**ARTICLE**:
_____

The algorithm is forcing us to interact in this way. It sucks. I hate it.

But, as challenging as it can be to buck the algorithm and spend extra time searching through posts and hashtags it can also be rewarding. I spent my NaNoWriMo social time seeking to spread encouragement, community and energy. It was also exciting to read about other writers successes and struggles. To offer likes when I had little time and to offer words when I had more time. There were times when my word count was low when I could feel that little bit of jealousy poking at me to see others surpassing my number. Sometimes I found it useful to respond to my jealousy by writing but at others I cheered the success of others. As I write this post and schedule it, I’m sitting at a little under 40,000 with four days left to get 10,000 more. It is absolutely feasible for me to rush through and to get those words but that’s not my NaNoWriMo.

_____

**SUPPLIED MATERIAL**:

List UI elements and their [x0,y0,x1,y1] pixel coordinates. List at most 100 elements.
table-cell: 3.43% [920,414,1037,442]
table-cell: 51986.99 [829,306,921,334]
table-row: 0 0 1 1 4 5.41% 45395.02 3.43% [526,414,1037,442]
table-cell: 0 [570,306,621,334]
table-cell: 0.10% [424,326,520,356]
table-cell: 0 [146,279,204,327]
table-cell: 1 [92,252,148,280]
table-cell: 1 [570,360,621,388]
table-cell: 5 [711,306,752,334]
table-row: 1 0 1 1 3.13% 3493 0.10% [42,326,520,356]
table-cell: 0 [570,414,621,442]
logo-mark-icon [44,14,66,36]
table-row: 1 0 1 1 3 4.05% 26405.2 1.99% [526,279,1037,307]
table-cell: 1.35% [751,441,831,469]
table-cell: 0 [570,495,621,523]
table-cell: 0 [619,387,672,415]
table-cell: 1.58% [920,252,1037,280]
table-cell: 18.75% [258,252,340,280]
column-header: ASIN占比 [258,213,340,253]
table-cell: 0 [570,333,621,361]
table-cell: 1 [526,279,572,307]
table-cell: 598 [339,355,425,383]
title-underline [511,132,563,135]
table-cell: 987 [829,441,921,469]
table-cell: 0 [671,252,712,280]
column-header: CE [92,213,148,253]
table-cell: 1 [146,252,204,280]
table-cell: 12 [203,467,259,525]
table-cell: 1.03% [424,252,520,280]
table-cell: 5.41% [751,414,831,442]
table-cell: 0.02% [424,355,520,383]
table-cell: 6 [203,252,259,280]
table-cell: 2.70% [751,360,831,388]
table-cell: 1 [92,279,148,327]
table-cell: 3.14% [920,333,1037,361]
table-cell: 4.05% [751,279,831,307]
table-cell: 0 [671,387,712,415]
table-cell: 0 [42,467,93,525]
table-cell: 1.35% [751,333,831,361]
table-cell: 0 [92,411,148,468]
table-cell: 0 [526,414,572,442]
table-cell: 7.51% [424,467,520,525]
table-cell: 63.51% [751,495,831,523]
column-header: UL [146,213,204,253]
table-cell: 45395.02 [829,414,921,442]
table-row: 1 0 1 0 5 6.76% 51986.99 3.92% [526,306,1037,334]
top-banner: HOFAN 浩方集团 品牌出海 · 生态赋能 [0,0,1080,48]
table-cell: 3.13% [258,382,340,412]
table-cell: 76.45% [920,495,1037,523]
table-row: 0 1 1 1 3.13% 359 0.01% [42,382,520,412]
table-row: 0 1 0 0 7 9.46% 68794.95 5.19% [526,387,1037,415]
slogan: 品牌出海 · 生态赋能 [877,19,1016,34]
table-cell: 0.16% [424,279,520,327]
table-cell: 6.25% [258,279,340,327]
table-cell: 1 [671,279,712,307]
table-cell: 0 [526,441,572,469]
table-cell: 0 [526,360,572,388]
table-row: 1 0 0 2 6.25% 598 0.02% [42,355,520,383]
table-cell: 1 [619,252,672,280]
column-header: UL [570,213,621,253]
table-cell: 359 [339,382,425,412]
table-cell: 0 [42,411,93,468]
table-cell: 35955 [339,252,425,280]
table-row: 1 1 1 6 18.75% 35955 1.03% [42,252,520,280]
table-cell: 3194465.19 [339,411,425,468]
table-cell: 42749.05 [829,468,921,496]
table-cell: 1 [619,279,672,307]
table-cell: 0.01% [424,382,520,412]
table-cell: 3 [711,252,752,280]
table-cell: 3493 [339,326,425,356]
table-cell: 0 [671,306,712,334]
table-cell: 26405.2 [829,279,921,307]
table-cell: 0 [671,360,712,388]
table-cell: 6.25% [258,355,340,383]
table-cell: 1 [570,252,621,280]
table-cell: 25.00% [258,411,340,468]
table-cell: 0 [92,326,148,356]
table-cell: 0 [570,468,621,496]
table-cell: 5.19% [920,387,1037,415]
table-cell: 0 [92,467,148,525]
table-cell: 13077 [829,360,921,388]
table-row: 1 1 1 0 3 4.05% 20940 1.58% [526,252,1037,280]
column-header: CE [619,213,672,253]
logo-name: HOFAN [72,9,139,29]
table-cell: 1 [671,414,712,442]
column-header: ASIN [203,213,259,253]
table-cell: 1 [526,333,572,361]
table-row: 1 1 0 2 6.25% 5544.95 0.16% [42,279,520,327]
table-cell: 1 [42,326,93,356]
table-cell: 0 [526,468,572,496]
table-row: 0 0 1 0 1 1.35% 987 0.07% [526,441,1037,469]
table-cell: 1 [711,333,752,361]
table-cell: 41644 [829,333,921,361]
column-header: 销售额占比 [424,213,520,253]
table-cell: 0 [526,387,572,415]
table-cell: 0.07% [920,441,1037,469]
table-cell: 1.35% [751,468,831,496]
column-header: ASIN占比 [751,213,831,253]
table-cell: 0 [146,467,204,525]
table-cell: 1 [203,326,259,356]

_____

**PROBLEMS TO SOLVE**:
1. In the NaNoWriMo post, how many days does the writer have left to reach 10,000 more words?
2. From the NaNoWriMo post, print the passage that begins with "But, as challenging" and ends with "not my NaNoWriMo.", word for word.

**FULL ANSWERS**:
1. Four days.

2.
But, as challenging as it can be to buck the algorithm and spend extra time searching through posts and hashtags it can also be rewarding. I spent my NaNoWriMo social time seeking to spread encouragement, community and energy. It was also exciting to read about other writers successes and struggles. To offer likes when I had little time and to offer words when I had more time. There were times when my word count was low when I could feel that little bit of jealousy poking at me to see others surpassing my number. Sometimes I found it useful to respond to my jealousy by writing but at others I cheered the success of others. As I write this post and schedule it, I’m sitting at a little under 40,000 with four days left to get 10,000 more. It is absolutely feasible for me to rush through and to get those words but that’s not my NaNoWriMo.